Dataset records:
---*---

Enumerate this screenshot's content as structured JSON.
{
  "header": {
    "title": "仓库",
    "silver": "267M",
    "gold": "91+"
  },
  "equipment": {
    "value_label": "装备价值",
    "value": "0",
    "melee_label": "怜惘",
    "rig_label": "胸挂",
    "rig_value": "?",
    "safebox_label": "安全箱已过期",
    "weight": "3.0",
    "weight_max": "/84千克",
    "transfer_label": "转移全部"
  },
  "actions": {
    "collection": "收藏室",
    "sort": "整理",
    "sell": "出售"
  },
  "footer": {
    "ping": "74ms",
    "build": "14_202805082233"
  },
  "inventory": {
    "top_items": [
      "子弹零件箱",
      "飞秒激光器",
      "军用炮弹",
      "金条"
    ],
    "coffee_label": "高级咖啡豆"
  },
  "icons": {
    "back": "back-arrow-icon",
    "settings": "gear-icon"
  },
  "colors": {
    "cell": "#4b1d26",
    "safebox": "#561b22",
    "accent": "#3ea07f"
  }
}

---*---

* Instructions for the task:
Every record should be given again exactly.

* Task solution:
Enumerate this screenshot's content as structured JSON.
{
  "header": {
    "title": "仓库",
    "silver": "267M",
    "gold": "91+"
  },
  "equipment": {
    "value_label": "装备价值",
    "value": "0",
    "melee_label": "怜惘",
    "rig_label": "胸挂",
    "rig_value": "?",
    "safebox_label": "安全箱已过期",
    "weight": "3.0",
    "weight_max": "/84千克",
    "transfer_label": "转移全部"
  },
  "actions": {
    "collection": "收藏室",
    "sort": "整理",
    "sell": "出售"
  },
  "footer": {
    "ping": "74ms",
    "build": "14_202805082233"
  },
  "inventory": {
    "top_items": [
      "子弹零件箱",
      "飞秒激光器",
      "军用炮弹",
      "金条"
    ],
    "coffee_label": "高级咖啡豆"
  },
  "icons": {
    "back": "back-arrow-icon",
    "settings": "gear-icon"
  },
  "colors": {
    "cell": "#4b1d26",
    "safebox": "#561b22",
    "accent": "#3ea07f"
  }
}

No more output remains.